* _WHAT THE TASK ASKS_
Copy the entries below word for word, but omit the picture markers from your copy.
+--
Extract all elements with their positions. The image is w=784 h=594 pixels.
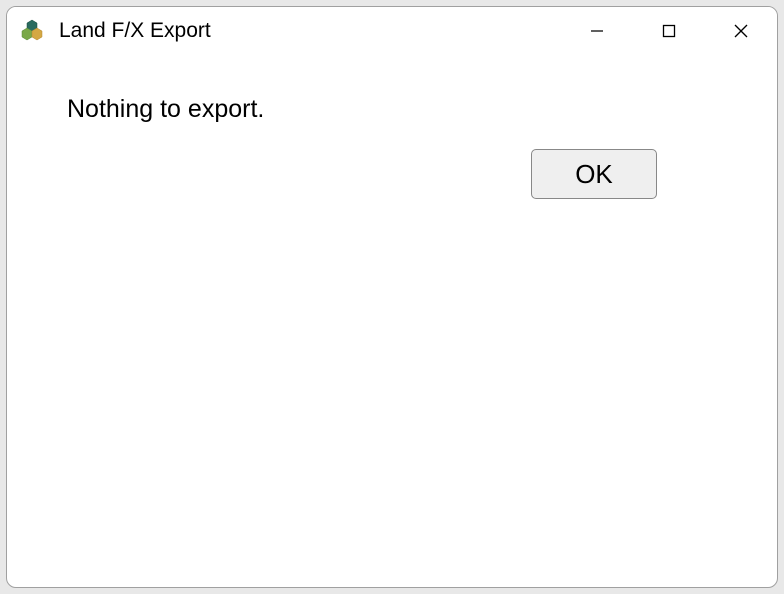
- maximize-icon: [661, 23, 677, 39]
- message-text: Nothing to export.: [67, 95, 717, 124]
- window-title: Land F/X Export: [59, 19, 561, 43]
- close-button[interactable]: [705, 7, 777, 55]
- close-icon: [733, 23, 749, 39]
- hexagon-cluster-icon: [21, 18, 47, 44]
- minimize-button[interactable]: [561, 7, 633, 55]
- minimize-icon: [589, 23, 605, 39]
- dialog-window: Land F/X Export Nothing to export. O: [6, 6, 778, 588]
- window-controls: [561, 7, 777, 55]
- maximize-button[interactable]: [633, 7, 705, 55]
- ok-button[interactable]: OK: [531, 149, 657, 199]
- titlebar: Land F/X Export: [7, 7, 777, 55]
- dialog-content: Nothing to export. OK: [7, 55, 777, 587]
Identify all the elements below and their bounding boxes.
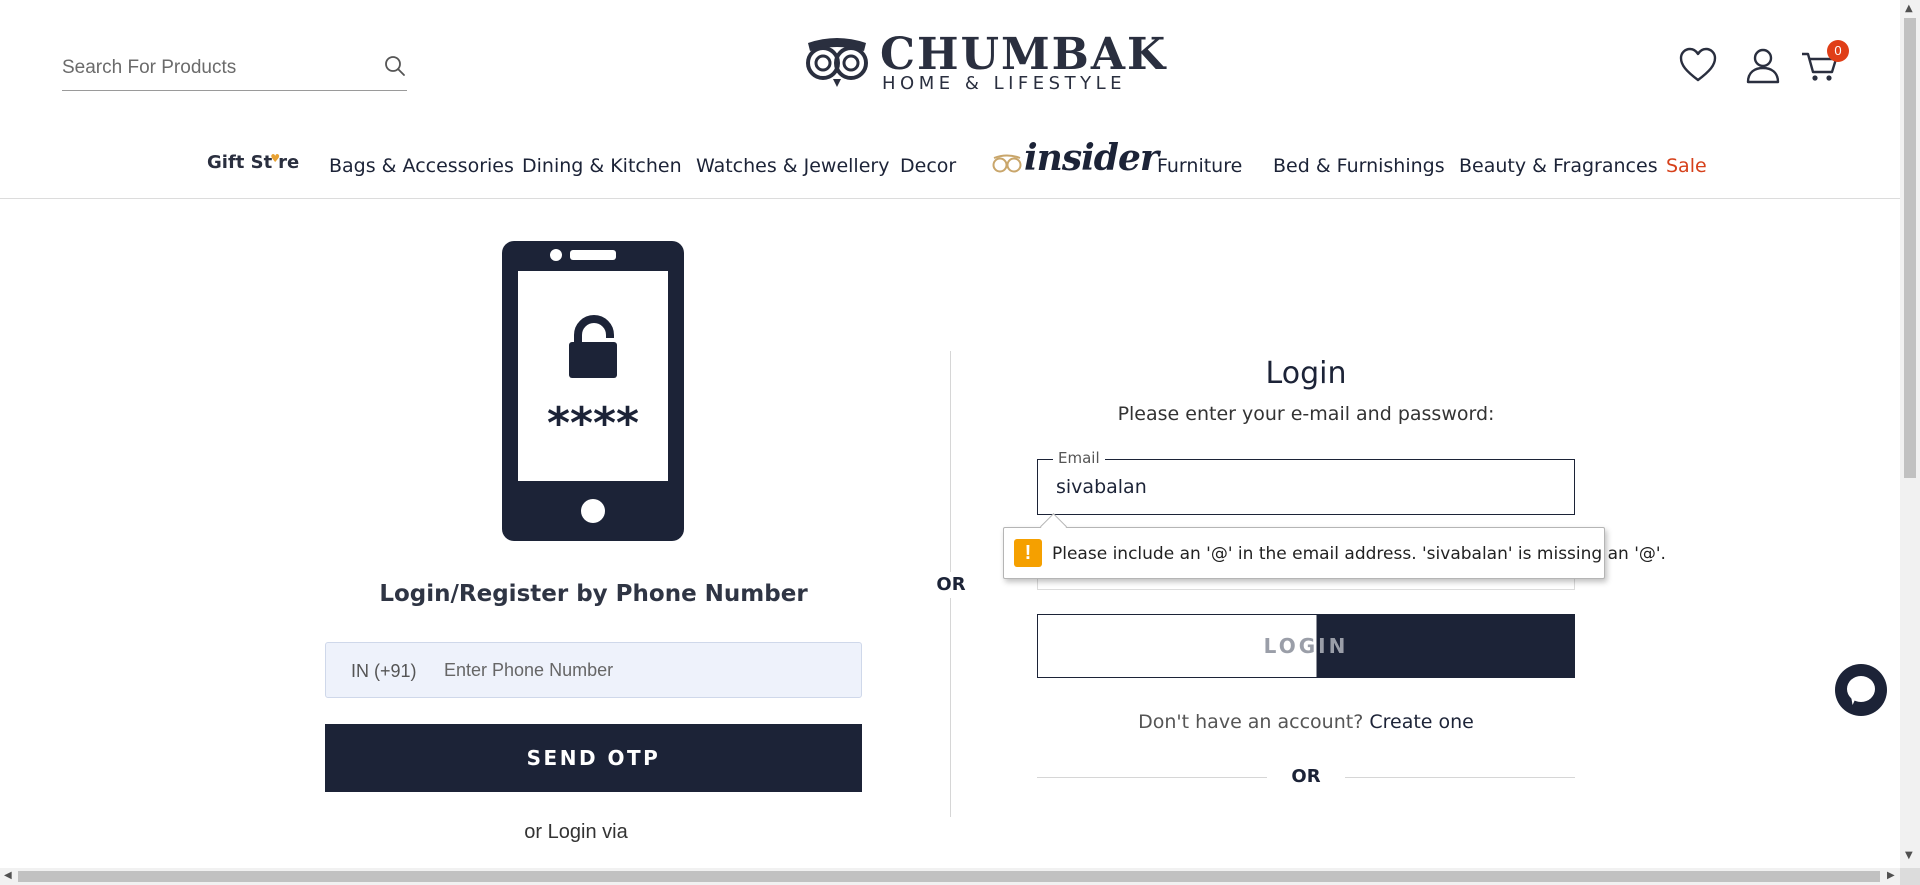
heart-icon: ♥	[270, 152, 281, 165]
phone-number-input[interactable]	[444, 653, 844, 687]
nav-sale[interactable]: Sale	[1666, 155, 1707, 177]
scroll-right-arrow-icon[interactable]: ▶	[1887, 870, 1895, 881]
search-input[interactable]	[62, 54, 362, 82]
search-bar	[62, 48, 407, 91]
scroll-down-arrow-icon[interactable]: ▼	[1905, 850, 1913, 861]
phone-lock-illustration: ****	[502, 241, 684, 541]
gift-store-label-end: re	[278, 152, 300, 173]
masked-pin-text: ****	[547, 398, 639, 449]
nav-watches-jewellery[interactable]: Watches & Jewellery	[696, 155, 889, 177]
search-icon[interactable]	[383, 54, 407, 78]
divider-line-left	[1037, 777, 1267, 778]
horizontal-scroll-thumb[interactable]	[18, 871, 1880, 882]
nav-decor[interactable]: Decor	[900, 155, 956, 177]
vertical-scrollbar[interactable]: ▲ ▼	[1900, 0, 1920, 868]
vertical-scroll-thumb[interactable]	[1904, 18, 1916, 478]
site-header: CHUMBAK HOME & LIFESTYLE 0 Gift St♥re Ba…	[0, 0, 1900, 199]
logo-name: CHUMBAK	[880, 29, 1168, 80]
nav-bed-furnishings[interactable]: Bed & Furnishings	[1273, 155, 1445, 177]
scroll-left-arrow-icon[interactable]: ◀	[4, 870, 12, 881]
email-field-label: Email	[1053, 449, 1105, 467]
signup-prompt: Don't have an account? Create one	[1037, 711, 1575, 733]
logo-tagline: HOME & LIFESTYLE	[882, 73, 1126, 94]
divider-line-right	[1345, 777, 1575, 778]
create-account-link[interactable]: Create one	[1369, 711, 1474, 733]
nav-bags-accessories[interactable]: Bags & Accessories	[329, 155, 514, 177]
email-validation-tooltip: ! Please include an '@' in the email add…	[1003, 527, 1666, 579]
horizontal-scrollbar[interactable]: ◀ ▶	[0, 868, 1900, 885]
login-button[interactable]: LOGIN	[1037, 614, 1575, 678]
chat-widget-button[interactable]	[1835, 664, 1887, 716]
owl-logo-icon	[806, 38, 868, 87]
send-otp-button[interactable]: SEND OTP	[325, 724, 862, 792]
no-account-text: Don't have an account?	[1138, 711, 1370, 733]
chumbak-logo[interactable]: CHUMBAK HOME & LIFESTYLE	[802, 33, 1165, 94]
insider-label: insider	[1024, 137, 1159, 179]
nav-beauty-fragrances[interactable]: Beauty & Fragrances	[1459, 155, 1658, 177]
nav-dining-kitchen[interactable]: Dining & Kitchen	[522, 155, 682, 177]
nav-insider[interactable]: insider	[990, 135, 1159, 185]
user-icon[interactable]	[1743, 46, 1783, 86]
scrollbar-corner	[1900, 868, 1920, 885]
phone-number-field: IN (+91)	[325, 642, 862, 698]
main-nav: Gift St♥re Bags & Accessories Dining & K…	[0, 130, 1900, 190]
country-code-selector[interactable]: IN (+91)	[351, 661, 417, 682]
nav-gift-store[interactable]: Gift St♥re	[207, 152, 299, 173]
nav-furniture[interactable]: Furniture	[1157, 155, 1242, 177]
or-separator: OR	[930, 572, 972, 598]
owl-icon	[992, 154, 1022, 173]
or-separator-horizontal: OR	[1291, 766, 1321, 787]
gift-store-label-start: Gift St	[207, 152, 273, 173]
cart-count-badge: 0	[1827, 40, 1849, 62]
login-via-text: or Login via	[524, 821, 628, 843]
warning-icon: !	[1014, 539, 1042, 567]
heart-icon[interactable]	[1678, 46, 1718, 86]
phone-login-heading: Login/Register by Phone Number	[379, 581, 808, 607]
email-field: Email	[1037, 449, 1575, 515]
validation-message: Please include an '@' in the email addre…	[1052, 544, 1666, 564]
email-input[interactable]	[1056, 472, 1556, 502]
login-title: Login	[1265, 356, 1347, 391]
scroll-up-arrow-icon[interactable]: ▲	[1905, 3, 1913, 14]
login-subtitle: Please enter your e-mail and password:	[1117, 403, 1495, 425]
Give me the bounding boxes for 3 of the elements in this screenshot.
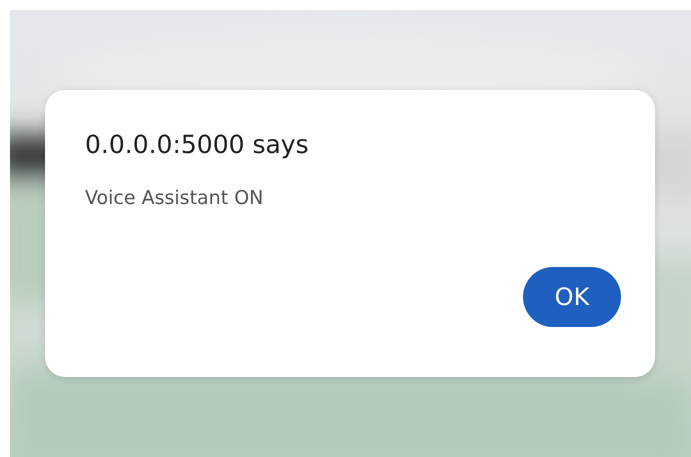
dialog-message: Voice Assistant ON [85, 187, 264, 209]
dialog-title: 0.0.0.0:5000 says [85, 130, 310, 159]
ok-button[interactable]: OK [523, 267, 621, 327]
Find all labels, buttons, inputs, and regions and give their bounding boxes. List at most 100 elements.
+--
* _ANSWER TO THE TASK_
Extract all elements with their positions. The image is w=784 h=594 pixels.
- maximize-icon: [661, 23, 677, 39]
- message-text: Nothing to export.: [67, 95, 717, 124]
- window-title: Land F/X Export: [59, 19, 561, 43]
- close-button[interactable]: [705, 7, 777, 55]
- close-icon: [733, 23, 749, 39]
- hexagon-cluster-icon: [21, 18, 47, 44]
- minimize-button[interactable]: [561, 7, 633, 55]
- minimize-icon: [589, 23, 605, 39]
- dialog-window: Land F/X Export Nothing to export. O: [6, 6, 778, 588]
- window-controls: [561, 7, 777, 55]
- maximize-button[interactable]: [633, 7, 705, 55]
- ok-button[interactable]: OK: [531, 149, 657, 199]
- titlebar: Land F/X Export: [7, 7, 777, 55]
- dialog-content: Nothing to export. OK: [7, 55, 777, 587]
Identify all the elements below and their bounding boxes.
heart-icon: ♥	[270, 152, 281, 165]
phone-number-input[interactable]	[444, 653, 844, 687]
nav-sale[interactable]: Sale	[1666, 155, 1707, 177]
scroll-right-arrow-icon[interactable]: ▶	[1887, 870, 1895, 881]
search-input[interactable]	[62, 54, 362, 82]
search-bar	[62, 48, 407, 91]
scroll-down-arrow-icon[interactable]: ▼	[1905, 850, 1913, 861]
phone-lock-illustration: ****	[502, 241, 684, 541]
gift-store-label-end: re	[278, 152, 300, 173]
masked-pin-text: ****	[547, 398, 639, 449]
nav-watches-jewellery[interactable]: Watches & Jewellery	[696, 155, 889, 177]
search-icon[interactable]	[383, 54, 407, 78]
divider-line-left	[1037, 777, 1267, 778]
horizontal-scroll-thumb[interactable]	[18, 871, 1880, 882]
nav-decor[interactable]: Decor	[900, 155, 956, 177]
vertical-scrollbar[interactable]: ▲ ▼	[1900, 0, 1920, 868]
vertical-scroll-thumb[interactable]	[1904, 18, 1916, 478]
site-header: CHUMBAK HOME & LIFESTYLE 0 Gift St♥re Ba…	[0, 0, 1900, 199]
logo-name: CHUMBAK	[880, 29, 1168, 80]
nav-bed-furnishings[interactable]: Bed & Furnishings	[1273, 155, 1445, 177]
scroll-left-arrow-icon[interactable]: ◀	[4, 870, 12, 881]
email-field-label: Email	[1053, 449, 1105, 467]
signup-prompt: Don't have an account? Create one	[1037, 711, 1575, 733]
logo-tagline: HOME & LIFESTYLE	[882, 73, 1126, 94]
divider-line-right	[1345, 777, 1575, 778]
create-account-link[interactable]: Create one	[1369, 711, 1474, 733]
nav-bags-accessories[interactable]: Bags & Accessories	[329, 155, 514, 177]
email-validation-tooltip: ! Please include an '@' in the email add…	[1003, 527, 1666, 579]
horizontal-scrollbar[interactable]: ◀ ▶	[0, 868, 1900, 885]
login-button[interactable]: LOGIN	[1037, 614, 1575, 678]
chat-widget-button[interactable]	[1835, 664, 1887, 716]
owl-logo-icon	[806, 38, 868, 87]
send-otp-button[interactable]: SEND OTP	[325, 724, 862, 792]
no-account-text: Don't have an account?	[1138, 711, 1370, 733]
chumbak-logo[interactable]: CHUMBAK HOME & LIFESTYLE	[802, 33, 1165, 94]
insider-label: insider	[1024, 137, 1159, 179]
nav-beauty-fragrances[interactable]: Beauty & Fragrances	[1459, 155, 1658, 177]
nav-dining-kitchen[interactable]: Dining & Kitchen	[522, 155, 682, 177]
nav-insider[interactable]: insider	[990, 135, 1159, 185]
user-icon[interactable]	[1743, 46, 1783, 86]
scrollbar-corner	[1900, 868, 1920, 885]
phone-number-field: IN (+91)	[325, 642, 862, 698]
main-nav: Gift St♥re Bags & Accessories Dining & K…	[0, 130, 1900, 190]
country-code-selector[interactable]: IN (+91)	[351, 661, 417, 682]
nav-gift-store[interactable]: Gift St♥re	[207, 152, 299, 173]
nav-furniture[interactable]: Furniture	[1157, 155, 1242, 177]
or-separator: OR	[930, 572, 972, 598]
owl-icon	[992, 154, 1022, 173]
or-separator-horizontal: OR	[1291, 766, 1321, 787]
gift-store-label-start: Gift St	[207, 152, 273, 173]
cart-count-badge: 0	[1827, 40, 1849, 62]
login-via-text: or Login via	[524, 821, 628, 843]
warning-icon: !	[1014, 539, 1042, 567]
heart-icon[interactable]	[1678, 46, 1718, 86]
phone-login-heading: Login/Register by Phone Number	[379, 581, 808, 607]
email-field: Email	[1037, 449, 1575, 515]
validation-message: Please include an '@' in the email addre…	[1052, 544, 1666, 564]
email-input[interactable]	[1056, 472, 1556, 502]
login-title: Login	[1265, 356, 1347, 391]
scroll-up-arrow-icon[interactable]: ▲	[1905, 3, 1913, 14]
login-subtitle: Please enter your e-mail and password:	[1117, 403, 1495, 425]
Give me the bounding boxes for 3 of the elements in this screenshot.
dialog-message: Voice Assistant ON [85, 187, 264, 209]
dialog-title: 0.0.0.0:5000 says [85, 130, 310, 159]
ok-button[interactable]: OK [523, 267, 621, 327]
Find all labels, buttons, inputs, and regions and give their bounding boxes. List at most 100 elements.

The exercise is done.